(Records)
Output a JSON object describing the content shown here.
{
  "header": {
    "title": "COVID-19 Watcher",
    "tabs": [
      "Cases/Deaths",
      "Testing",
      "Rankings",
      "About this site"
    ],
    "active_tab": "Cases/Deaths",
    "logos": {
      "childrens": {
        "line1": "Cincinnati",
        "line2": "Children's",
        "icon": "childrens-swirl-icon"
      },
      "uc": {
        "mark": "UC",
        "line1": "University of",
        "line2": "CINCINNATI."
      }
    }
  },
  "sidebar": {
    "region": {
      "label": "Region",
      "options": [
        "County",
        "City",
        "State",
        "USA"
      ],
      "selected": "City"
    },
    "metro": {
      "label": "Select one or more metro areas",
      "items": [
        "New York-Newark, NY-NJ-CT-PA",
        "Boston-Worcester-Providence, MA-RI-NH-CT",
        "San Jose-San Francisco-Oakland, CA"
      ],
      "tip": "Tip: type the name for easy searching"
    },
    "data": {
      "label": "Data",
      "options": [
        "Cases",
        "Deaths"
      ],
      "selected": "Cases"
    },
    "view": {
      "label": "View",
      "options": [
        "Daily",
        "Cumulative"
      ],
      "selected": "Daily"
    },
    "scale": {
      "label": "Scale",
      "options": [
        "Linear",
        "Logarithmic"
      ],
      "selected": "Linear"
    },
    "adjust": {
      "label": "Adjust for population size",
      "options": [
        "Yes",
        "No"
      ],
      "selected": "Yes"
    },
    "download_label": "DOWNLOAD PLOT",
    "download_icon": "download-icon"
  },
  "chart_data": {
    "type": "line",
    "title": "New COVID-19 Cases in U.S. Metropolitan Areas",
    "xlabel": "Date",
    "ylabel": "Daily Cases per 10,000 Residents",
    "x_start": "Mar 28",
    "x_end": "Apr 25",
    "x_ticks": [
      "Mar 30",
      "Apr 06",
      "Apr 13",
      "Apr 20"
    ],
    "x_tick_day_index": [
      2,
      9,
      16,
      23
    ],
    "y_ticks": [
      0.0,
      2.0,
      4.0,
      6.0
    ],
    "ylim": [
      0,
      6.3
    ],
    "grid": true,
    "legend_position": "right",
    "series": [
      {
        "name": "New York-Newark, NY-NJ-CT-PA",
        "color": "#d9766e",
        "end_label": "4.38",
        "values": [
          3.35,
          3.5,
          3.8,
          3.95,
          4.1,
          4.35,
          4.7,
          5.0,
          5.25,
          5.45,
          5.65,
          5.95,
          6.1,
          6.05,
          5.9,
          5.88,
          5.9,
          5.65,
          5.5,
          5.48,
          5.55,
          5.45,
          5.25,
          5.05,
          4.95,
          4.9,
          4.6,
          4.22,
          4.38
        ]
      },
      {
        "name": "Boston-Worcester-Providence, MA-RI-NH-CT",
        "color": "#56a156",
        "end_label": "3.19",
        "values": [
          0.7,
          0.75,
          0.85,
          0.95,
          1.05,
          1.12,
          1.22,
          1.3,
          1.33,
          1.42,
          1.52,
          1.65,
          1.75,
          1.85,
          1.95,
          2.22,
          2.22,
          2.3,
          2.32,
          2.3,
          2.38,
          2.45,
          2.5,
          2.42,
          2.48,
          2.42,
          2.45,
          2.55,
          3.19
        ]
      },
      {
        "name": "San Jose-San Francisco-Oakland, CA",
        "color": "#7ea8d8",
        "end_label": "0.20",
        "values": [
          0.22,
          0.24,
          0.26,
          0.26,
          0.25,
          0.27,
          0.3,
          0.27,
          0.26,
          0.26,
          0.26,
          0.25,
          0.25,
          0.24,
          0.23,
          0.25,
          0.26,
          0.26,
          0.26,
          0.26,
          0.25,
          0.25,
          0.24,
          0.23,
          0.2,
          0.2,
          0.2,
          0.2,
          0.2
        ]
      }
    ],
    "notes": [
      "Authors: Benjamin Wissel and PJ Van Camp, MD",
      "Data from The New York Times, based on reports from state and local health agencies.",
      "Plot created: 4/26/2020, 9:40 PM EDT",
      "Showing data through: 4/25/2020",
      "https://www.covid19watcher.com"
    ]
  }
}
---
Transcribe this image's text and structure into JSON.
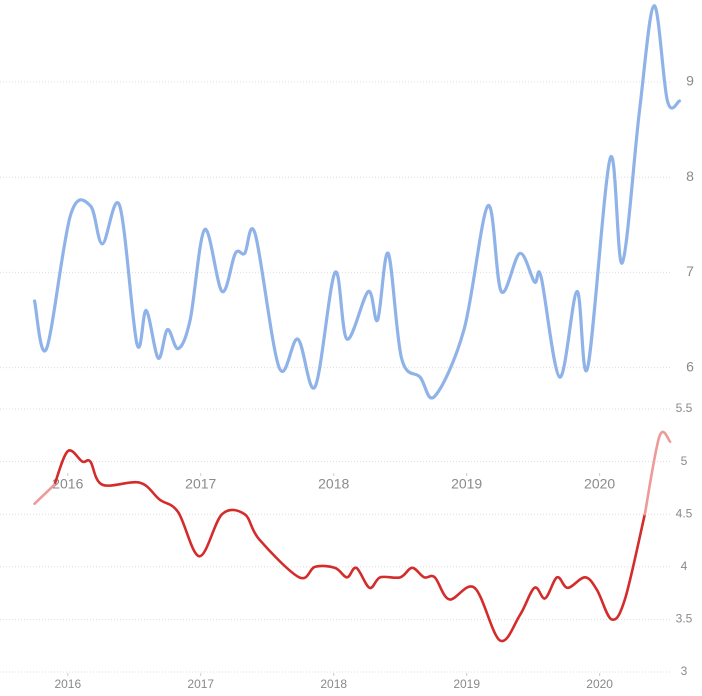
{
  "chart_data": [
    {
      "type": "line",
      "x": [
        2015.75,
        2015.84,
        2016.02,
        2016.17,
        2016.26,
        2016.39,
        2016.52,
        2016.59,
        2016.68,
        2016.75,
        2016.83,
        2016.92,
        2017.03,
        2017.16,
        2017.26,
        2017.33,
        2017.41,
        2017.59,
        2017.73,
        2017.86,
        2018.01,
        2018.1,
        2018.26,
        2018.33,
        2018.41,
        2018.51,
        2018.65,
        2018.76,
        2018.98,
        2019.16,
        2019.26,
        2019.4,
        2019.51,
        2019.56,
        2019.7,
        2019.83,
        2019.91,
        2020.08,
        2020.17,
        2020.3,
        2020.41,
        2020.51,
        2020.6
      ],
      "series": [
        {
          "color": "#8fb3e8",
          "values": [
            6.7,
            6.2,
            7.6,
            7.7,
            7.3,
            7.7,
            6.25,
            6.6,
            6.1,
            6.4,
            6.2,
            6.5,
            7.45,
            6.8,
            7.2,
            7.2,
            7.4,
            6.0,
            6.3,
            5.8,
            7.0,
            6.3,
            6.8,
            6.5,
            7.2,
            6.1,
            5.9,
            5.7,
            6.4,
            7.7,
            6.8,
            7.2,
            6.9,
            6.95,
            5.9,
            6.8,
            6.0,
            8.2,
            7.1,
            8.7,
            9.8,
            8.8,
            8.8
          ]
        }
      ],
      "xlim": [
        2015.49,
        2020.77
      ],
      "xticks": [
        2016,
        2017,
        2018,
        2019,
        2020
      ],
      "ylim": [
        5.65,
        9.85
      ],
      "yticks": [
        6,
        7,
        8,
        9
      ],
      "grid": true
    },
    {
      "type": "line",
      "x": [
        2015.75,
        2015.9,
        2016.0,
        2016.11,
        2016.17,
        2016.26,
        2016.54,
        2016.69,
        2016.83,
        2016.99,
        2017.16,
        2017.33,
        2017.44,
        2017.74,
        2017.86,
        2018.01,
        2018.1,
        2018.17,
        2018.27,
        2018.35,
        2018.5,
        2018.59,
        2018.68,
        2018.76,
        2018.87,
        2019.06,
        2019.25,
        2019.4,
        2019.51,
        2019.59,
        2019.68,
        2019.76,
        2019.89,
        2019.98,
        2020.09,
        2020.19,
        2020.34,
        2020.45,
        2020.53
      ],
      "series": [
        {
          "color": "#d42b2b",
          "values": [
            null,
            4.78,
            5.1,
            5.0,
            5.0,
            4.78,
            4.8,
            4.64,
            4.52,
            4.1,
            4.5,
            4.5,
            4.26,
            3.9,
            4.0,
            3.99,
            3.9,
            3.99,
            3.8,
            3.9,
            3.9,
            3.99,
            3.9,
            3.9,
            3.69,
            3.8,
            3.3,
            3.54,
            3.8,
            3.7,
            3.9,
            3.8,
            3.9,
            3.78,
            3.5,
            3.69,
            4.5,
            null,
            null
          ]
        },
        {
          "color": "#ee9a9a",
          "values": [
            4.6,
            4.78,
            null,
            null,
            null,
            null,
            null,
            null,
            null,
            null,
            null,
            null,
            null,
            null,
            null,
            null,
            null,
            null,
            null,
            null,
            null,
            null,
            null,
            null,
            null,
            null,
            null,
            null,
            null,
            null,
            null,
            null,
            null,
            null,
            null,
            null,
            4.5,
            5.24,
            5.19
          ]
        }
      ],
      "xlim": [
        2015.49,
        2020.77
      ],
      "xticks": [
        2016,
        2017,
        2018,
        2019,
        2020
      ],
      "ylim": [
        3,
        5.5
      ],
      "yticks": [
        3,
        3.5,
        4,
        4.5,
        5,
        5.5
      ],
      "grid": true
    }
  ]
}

**PROBLEM:** Check every line of the records above for the string "icon" and say how many contain it, giving the number alone.

**PROBLEM SOLUTION:** 2